# [STATED EXERCISE]
All the records that follow need to be reproduced exactly. Omit the images.

--- BEGIN THE RECORDS ---

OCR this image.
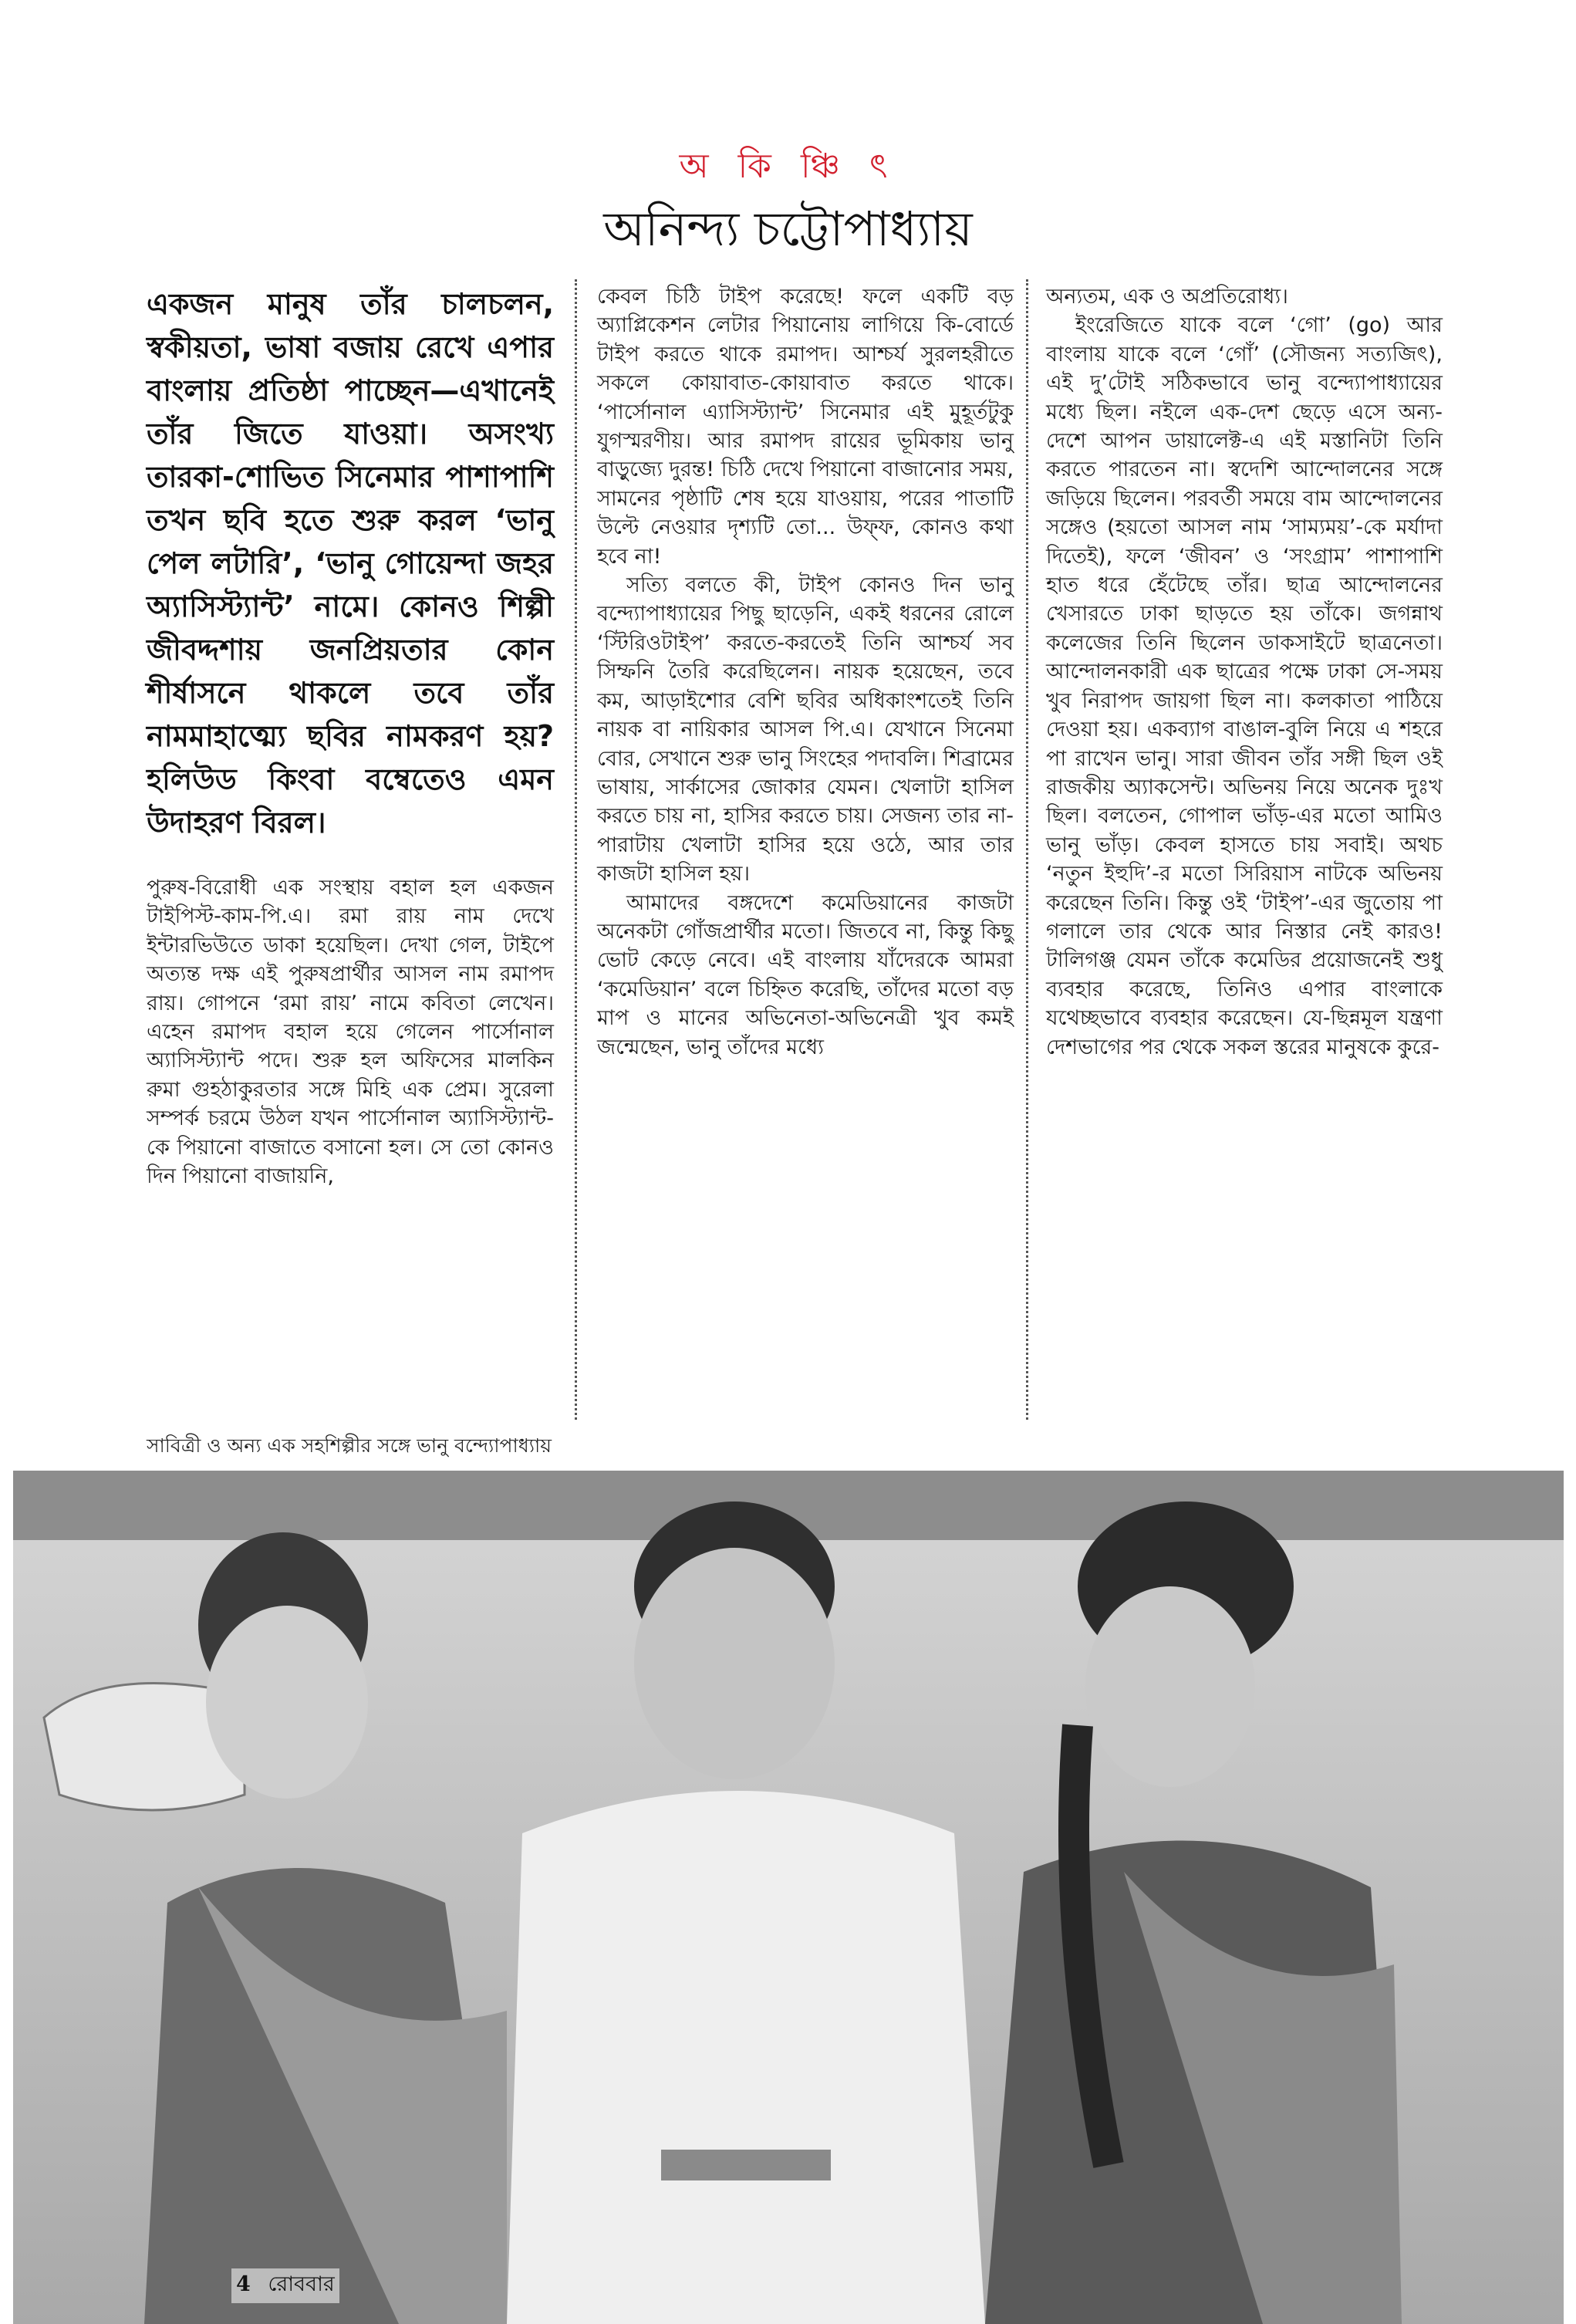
অ কি ঞ্চি ৎ
অনিন্দ্য চট্টোপাধ্যায়

একজন মানুষ তাঁর চালচলন, স্বকীয়তা, ভাষা বজায় রেখে এপার বাংলায় প্রতিষ্ঠা পাচ্ছেন—এখানেই তাঁর জিতে যাওয়া। অসংখ্য তারকা-শোভিত সিনেমার পাশাপাশি তখন ছবি হতে শুরু করল ‘ভানু পেল লটারি’, ‘ভানু গোয়েন্দা জহর অ্যাসিস্ট্যান্ট’ নামে। কোনও শিল্পী জীবদ্দশায় জনপ্রিয়তার কোন শীর্ষাসনে থাকলে তবে তাঁর নামমাহাত্ম্যে ছবির নামকরণ হয়? হলিউড কিংবা বম্বেতেও এমন উদাহরণ বিরল।

পুরুষ-বিরোধী এক সংস্থায় বহাল হল একজন টাইপিস্ট-কাম-পি.এ। রমা রায় নাম দেখে ইন্টারভিউতে ডাকা হয়েছিল। দেখা গেল, টাইপে অত্যন্ত দক্ষ এই পুরুষপ্রার্থীর আসল নাম রমাপদ রায়। গোপনে ‘রমা রায়’ নামে কবিতা লেখেন। এহেন রমাপদ বহাল হয়ে গেলেন পার্সোনাল অ্যাসিস্ট্যান্ট পদে। শুরু হল অফিসের মালকিন রুমা গুহঠাকুরতার সঙ্গে মিহি এক প্রেম। সুরেলা সম্পর্ক চরমে উঠল যখন পার্সোনাল অ্যাসিস্ট্যান্ট-কে পিয়ানো বাজাতে বসানো হল। সে তো কোনও দিন পিয়ানো বাজায়নি,

কেবল চিঠি টাইপ করেছে! ফলে একটি বড় অ্যাপ্লিকেশন লেটার পিয়ানোয় লাগিয়ে কি-বোর্ডে টাইপ করতে থাকে রমাপদ। আশ্চর্য সুরলহরীতে সকলে কোয়াবাত-কোয়াবাত করতে থাকে। ‘পার্সোনাল এ্যাসিস্ট্যান্ট’ সিনেমার এই মুহূর্তটুকু যুগস্মরণীয়। আর রমাপদ রায়ের ভূমিকায় ভানু বাড়ুজ্যে দুরন্ত! চিঠি দেখে পিয়ানো বাজানোর সময়, সামনের পৃষ্ঠাটি শেষ হয়ে যাওয়ায়, পরের পাতাটি উল্টে নেওয়ার দৃশ্যটি তো... উফ্ফ, কোনও কথা হবে না!

সত্যি বলতে কী, টাইপ কোনও দিন ভানু বন্দ্যোপাধ্যায়ের পিছু ছাড়েনি, একই ধরনের রোলে ‘স্টিরিওটাইপ’ করতে-করতেই তিনি আশ্চর্য সব সিম্ফনি তৈরি করেছিলেন। নায়ক হয়েছেন, তবে কম, আড়াইশোর বেশি ছবির অধিকাংশতেই তিনি নায়ক বা নায়িকার আসল পি.এ। যেখানে সিনেমা বোর, সেখানে শুরু ভানু সিংহের পদাবলি। শিব্রামের ভাষায়, সার্কাসের জোকার যেমন। খেলাটা হাসিল করতে চায় না, হাসির করতে চায়। সেজন্য তার না-পারাটায় খেলাটা হাসির হয়ে ওঠে, আর তার কাজটা হাসিল হয়।

আমাদের বঙ্গদেশে কমেডিয়ানের কাজটা অনেকটা গোঁজপ্রার্থীর মতো। জিতবে না, কিন্তু কিছু ভোট কেড়ে নেবে। এই বাংলায় যাঁদেরকে আমরা ‘কমেডিয়ান’ বলে চিহ্নিত করেছি, তাঁদের মতো বড় মাপ ও মানের অভিনেতা-অভিনেত্রী খুব কমই জন্মেছেন, ভানু তাঁদের মধ্যে

অন্যতম, এক ও অপ্রতিরোধ্য।

ইংরেজিতে যাকে বলে ‘গো’ (go) আর বাংলায় যাকে বলে ‘গোঁ’ (সৌজন্য সত্যজিৎ), এই দু’টোই সঠিকভাবে ভানু বন্দ্যোপাধ্যায়ের মধ্যে ছিল। নইলে এক-দেশ ছেড়ে এসে অন্য-দেশে আপন ডায়ালেক্ট-এ এই মস্তানিটা তিনি করতে পারতেন না। স্বদেশি আন্দোলনের সঙ্গে জড়িয়ে ছিলেন। পরবর্তী সময়ে বাম আন্দোলনের সঙ্গেও (হয়তো আসল নাম ‘সাম্যময়’-কে মর্যাদা দিতেই), ফলে ‘জীবন’ ও ‘সংগ্রাম’ পাশাপাশি হাত ধরে হেঁটেছে তাঁর। ছাত্র আন্দোলনের খেসারতে ঢাকা ছাড়তে হয় তাঁকে। জগন্নাথ কলেজের তিনি ছিলেন ডাকসাইটে ছাত্রনেতা। আন্দোলনকারী এক ছাত্রের পক্ষে ঢাকা সে-সময় খুব নিরাপদ জায়গা ছিল না। কলকাতা পাঠিয়ে দেওয়া হয়। একব্যাগ বাঙাল-বুলি নিয়ে এ শহরে পা রাখেন ভানু। সারা জীবন তাঁর সঙ্গী ছিল ওই রাজকীয় অ্যাকসেন্ট। অভিনয় নিয়ে অনেক দুঃখ ছিল। বলতেন, গোপাল ভাঁড়-এর মতো আমিও ভানু ভাঁড়। কেবল হাসতে চায় সবাই। অথচ ‘নতুন ইহুদি’-র মতো সিরিয়াস নাটকে অভিনয় করেছেন তিনি। কিন্তু ওই ‘টাইপ’-এর জুতোয় পা গলালে তার থেকে আর নিস্তার নেই কারও! টালিগঞ্জ যেমন তাঁকে কমেডির প্রয়োজনেই শুধু ব্যবহার করেছে, তিনিও এপার বাংলাকে যথেচ্ছভাবে ব্যবহার করেছেন। যে-ছিন্নমূল যন্ত্রণা দেশভাগের পর থেকে সকল স্তরের মানুষকে কুরে-

সাবিত্রী ও অন্য এক সহশিল্পীর সঙ্গে ভানু বন্দ্যোপাধ্যায়
4 রোববার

--- END THE RECORDS ---

# [EXERCISE RESULT]
OCR this image.
অ কি ঞ্চি ৎ
অনিন্দ্য চট্টোপাধ্যায়

একজন মানুষ তাঁর চালচলন, স্বকীয়তা, ভাষা বজায় রেখে এপার বাংলায় প্রতিষ্ঠা পাচ্ছেন—এখানেই তাঁর জিতে যাওয়া। অসংখ্য তারকা-শোভিত সিনেমার পাশাপাশি তখন ছবি হতে শুরু করল ‘ভানু পেল লটারি’, ‘ভানু গোয়েন্দা জহর অ্যাসিস্ট্যান্ট’ নামে। কোনও শিল্পী জীবদ্দশায় জনপ্রিয়তার কোন শীর্ষাসনে থাকলে তবে তাঁর নামমাহাত্ম্যে ছবির নামকরণ হয়? হলিউড কিংবা বম্বেতেও এমন উদাহরণ বিরল।

পুরুষ-বিরোধী এক সংস্থায় বহাল হল একজন টাইপিস্ট-কাম-পি.এ। রমা রায় নাম দেখে ইন্টারভিউতে ডাকা হয়েছিল। দেখা গেল, টাইপে অত্যন্ত দক্ষ এই পুরুষপ্রার্থীর আসল নাম রমাপদ রায়। গোপনে ‘রমা রায়’ নামে কবিতা লেখেন। এহেন রমাপদ বহাল হয়ে গেলেন পার্সোনাল অ্যাসিস্ট্যান্ট পদে। শুরু হল অফিসের মালকিন রুমা গুহঠাকুরতার সঙ্গে মিহি এক প্রেম। সুরেলা সম্পর্ক চরমে উঠল যখন পার্সোনাল অ্যাসিস্ট্যান্ট-কে পিয়ানো বাজাতে বসানো হল। সে তো কোনও দিন পিয়ানো বাজায়নি,

কেবল চিঠি টাইপ করেছে! ফলে একটি বড় অ্যাপ্লিকেশন লেটার পিয়ানোয় লাগিয়ে কি-বোর্ডে টাইপ করতে থাকে রমাপদ। আশ্চর্য সুরলহরীতে সকলে কোয়াবাত-কোয়াবাত করতে থাকে। ‘পার্সোনাল এ্যাসিস্ট্যান্ট’ সিনেমার এই মুহূর্তটুকু যুগস্মরণীয়। আর রমাপদ রায়ের ভূমিকায় ভানু বাড়ুজ্যে দুরন্ত! চিঠি দেখে পিয়ানো বাজানোর সময়, সামনের পৃষ্ঠাটি শেষ হয়ে যাওয়ায়, পরের পাতাটি উল্টে নেওয়ার দৃশ্যটি তো... উফ্ফ, কোনও কথা হবে না!

সত্যি বলতে কী, টাইপ কোনও দিন ভানু বন্দ্যোপাধ্যায়ের পিছু ছাড়েনি, একই ধরনের রোলে ‘স্টিরিওটাইপ’ করতে-করতেই তিনি আশ্চর্য সব সিম্ফনি তৈরি করেছিলেন। নায়ক হয়েছেন, তবে কম, আড়াইশোর বেশি ছবির অধিকাংশতেই তিনি নায়ক বা নায়িকার আসল পি.এ। যেখানে সিনেমা বোর, সেখানে শুরু ভানু সিংহের পদাবলি। শিব্রামের ভাষায়, সার্কাসের জোকার যেমন। খেলাটা হাসিল করতে চায় না, হাসির করতে চায়। সেজন্য তার না-পারাটায় খেলাটা হাসির হয়ে ওঠে, আর তার কাজটা হাসিল হয়।

আমাদের বঙ্গদেশে কমেডিয়ানের কাজটা অনেকটা গোঁজপ্রার্থীর মতো। জিতবে না, কিন্তু কিছু ভোট কেড়ে নেবে। এই বাংলায় যাঁদেরকে আমরা ‘কমেডিয়ান’ বলে চিহ্নিত করেছি, তাঁদের মতো বড় মাপ ও মানের অভিনেতা-অভিনেত্রী খুব কমই জন্মেছেন, ভানু তাঁদের মধ্যে

অন্যতম, এক ও অপ্রতিরোধ্য।

ইংরেজিতে যাকে বলে ‘গো’ (go) আর বাংলায় যাকে বলে ‘গোঁ’ (সৌজন্য সত্যজিৎ), এই দু’টোই সঠিকভাবে ভানু বন্দ্যোপাধ্যায়ের মধ্যে ছিল। নইলে এক-দেশ ছেড়ে এসে অন্য-দেশে আপন ডায়ালেক্ট-এ এই মস্তানিটা তিনি করতে পারতেন না। স্বদেশি আন্দোলনের সঙ্গে জড়িয়ে ছিলেন। পরবর্তী সময়ে বাম আন্দোলনের সঙ্গেও (হয়তো আসল নাম ‘সাম্যময়’-কে মর্যাদা দিতেই), ফলে ‘জীবন’ ও ‘সংগ্রাম’ পাশাপাশি হাত ধরে হেঁটেছে তাঁর। ছাত্র আন্দোলনের খেসারতে ঢাকা ছাড়তে হয় তাঁকে। জগন্নাথ কলেজের তিনি ছিলেন ডাকসাইটে ছাত্রনেতা। আন্দোলনকারী এক ছাত্রের পক্ষে ঢাকা সে-সময় খুব নিরাপদ জায়গা ছিল না। কলকাতা পাঠিয়ে দেওয়া হয়। একব্যাগ বাঙাল-বুলি নিয়ে এ শহরে পা রাখেন ভানু। সারা জীবন তাঁর সঙ্গী ছিল ওই রাজকীয় অ্যাকসেন্ট। অভিনয় নিয়ে অনেক দুঃখ ছিল। বলতেন, গোপাল ভাঁড়-এর মতো আমিও ভানু ভাঁড়। কেবল হাসতে চায় সবাই। অথচ ‘নতুন ইহুদি’-র মতো সিরিয়াস নাটকে অভিনয় করেছেন তিনি। কিন্তু ওই ‘টাইপ’-এর জুতোয় পা গলালে তার থেকে আর নিস্তার নেই কারও! টালিগঞ্জ যেমন তাঁকে কমেডির প্রয়োজনেই শুধু ব্যবহার করেছে, তিনিও এপার বাংলাকে যথেচ্ছভাবে ব্যবহার করেছেন। যে-ছিন্নমূল যন্ত্রণা দেশভাগের পর থেকে সকল স্তরের মানুষকে কুরে-

সাবিত্রী ও অন্য এক সহশিল্পীর সঙ্গে ভানু বন্দ্যোপাধ্যায়
4 রোববার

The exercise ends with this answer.